> Requirement: Each line below is to be written out in full, exactly as shown.

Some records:

#####

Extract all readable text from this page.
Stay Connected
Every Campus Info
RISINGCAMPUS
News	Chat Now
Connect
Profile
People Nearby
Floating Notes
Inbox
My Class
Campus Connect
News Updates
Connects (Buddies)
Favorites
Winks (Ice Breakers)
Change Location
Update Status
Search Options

#####

> Exercise output:
Extract all readable text from this page.
Stay Connected
Every Campus Info
RISINGCAMPUS
News	Chat Now
Connect
Profile
People Nearby
Floating Notes
Inbox
My Class
Campus Connect
News Updates
Connects (Buddies)
Favorites
Winks (Ice Breakers)
Change Location
Update Status
Search Options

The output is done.